• What the exercise asks
Faithfully return all lines, omitting every embedded picture.
──────── Given data
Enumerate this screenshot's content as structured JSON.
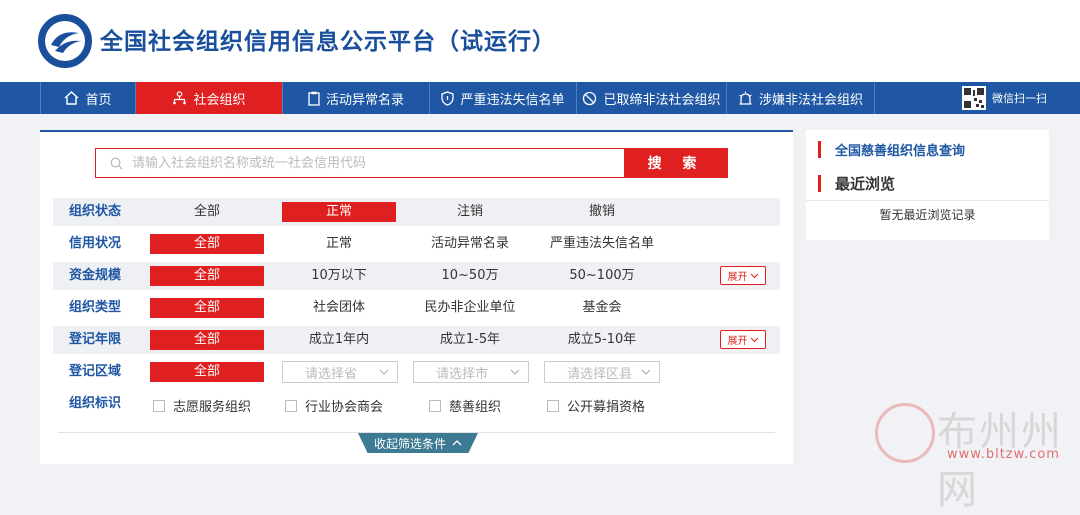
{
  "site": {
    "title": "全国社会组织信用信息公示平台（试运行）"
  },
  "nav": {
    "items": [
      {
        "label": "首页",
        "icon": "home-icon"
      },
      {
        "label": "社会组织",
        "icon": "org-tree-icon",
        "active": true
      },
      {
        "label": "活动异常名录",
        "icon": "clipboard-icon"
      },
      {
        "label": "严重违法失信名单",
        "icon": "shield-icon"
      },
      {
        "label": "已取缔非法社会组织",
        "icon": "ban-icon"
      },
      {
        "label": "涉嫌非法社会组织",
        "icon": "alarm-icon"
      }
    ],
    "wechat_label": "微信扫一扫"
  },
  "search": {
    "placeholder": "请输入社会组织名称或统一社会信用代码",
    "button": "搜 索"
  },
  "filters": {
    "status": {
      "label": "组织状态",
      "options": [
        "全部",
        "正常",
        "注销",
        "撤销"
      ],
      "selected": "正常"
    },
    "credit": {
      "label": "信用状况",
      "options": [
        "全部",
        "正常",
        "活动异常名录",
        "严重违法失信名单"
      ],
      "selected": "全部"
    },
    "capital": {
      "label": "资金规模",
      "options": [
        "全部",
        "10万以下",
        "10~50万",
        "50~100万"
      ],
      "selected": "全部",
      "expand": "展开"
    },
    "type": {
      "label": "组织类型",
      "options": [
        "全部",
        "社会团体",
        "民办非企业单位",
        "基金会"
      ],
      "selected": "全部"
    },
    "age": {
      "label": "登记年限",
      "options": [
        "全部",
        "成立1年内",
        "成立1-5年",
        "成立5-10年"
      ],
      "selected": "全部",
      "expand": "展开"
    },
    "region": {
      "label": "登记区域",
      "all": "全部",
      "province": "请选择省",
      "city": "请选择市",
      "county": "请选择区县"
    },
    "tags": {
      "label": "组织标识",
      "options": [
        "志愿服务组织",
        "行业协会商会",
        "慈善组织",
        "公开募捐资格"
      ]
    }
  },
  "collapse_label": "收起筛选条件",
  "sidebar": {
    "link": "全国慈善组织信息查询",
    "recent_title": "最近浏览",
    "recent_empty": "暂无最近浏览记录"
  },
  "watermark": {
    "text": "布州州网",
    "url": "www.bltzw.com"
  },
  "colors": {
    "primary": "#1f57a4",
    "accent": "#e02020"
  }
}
────────────────
• Correct result
Enumerate this screenshot's content as structured JSON.
{
  "site": {
    "title": "全国社会组织信用信息公示平台（试运行）"
  },
  "nav": {
    "items": [
      {
        "label": "首页",
        "icon": "home-icon"
      },
      {
        "label": "社会组织",
        "icon": "org-tree-icon",
        "active": true
      },
      {
        "label": "活动异常名录",
        "icon": "clipboard-icon"
      },
      {
        "label": "严重违法失信名单",
        "icon": "shield-icon"
      },
      {
        "label": "已取缔非法社会组织",
        "icon": "ban-icon"
      },
      {
        "label": "涉嫌非法社会组织",
        "icon": "alarm-icon"
      }
    ],
    "wechat_label": "微信扫一扫"
  },
  "search": {
    "placeholder": "请输入社会组织名称或统一社会信用代码",
    "button": "搜 索"
  },
  "filters": {
    "status": {
      "label": "组织状态",
      "options": [
        "全部",
        "正常",
        "注销",
        "撤销"
      ],
      "selected": "正常"
    },
    "credit": {
      "label": "信用状况",
      "options": [
        "全部",
        "正常",
        "活动异常名录",
        "严重违法失信名单"
      ],
      "selected": "全部"
    },
    "capital": {
      "label": "资金规模",
      "options": [
        "全部",
        "10万以下",
        "10~50万",
        "50~100万"
      ],
      "selected": "全部",
      "expand": "展开"
    },
    "type": {
      "label": "组织类型",
      "options": [
        "全部",
        "社会团体",
        "民办非企业单位",
        "基金会"
      ],
      "selected": "全部"
    },
    "age": {
      "label": "登记年限",
      "options": [
        "全部",
        "成立1年内",
        "成立1-5年",
        "成立5-10年"
      ],
      "selected": "全部",
      "expand": "展开"
    },
    "region": {
      "label": "登记区域",
      "all": "全部",
      "province": "请选择省",
      "city": "请选择市",
      "county": "请选择区县"
    },
    "tags": {
      "label": "组织标识",
      "options": [
        "志愿服务组织",
        "行业协会商会",
        "慈善组织",
        "公开募捐资格"
      ]
    }
  },
  "collapse_label": "收起筛选条件",
  "sidebar": {
    "link": "全国慈善组织信息查询",
    "recent_title": "最近浏览",
    "recent_empty": "暂无最近浏览记录"
  },
  "watermark": {
    "text": "布州州网",
    "url": "www.bltzw.com"
  },
  "colors": {
    "primary": "#1f57a4",
    "accent": "#e02020"
  }
}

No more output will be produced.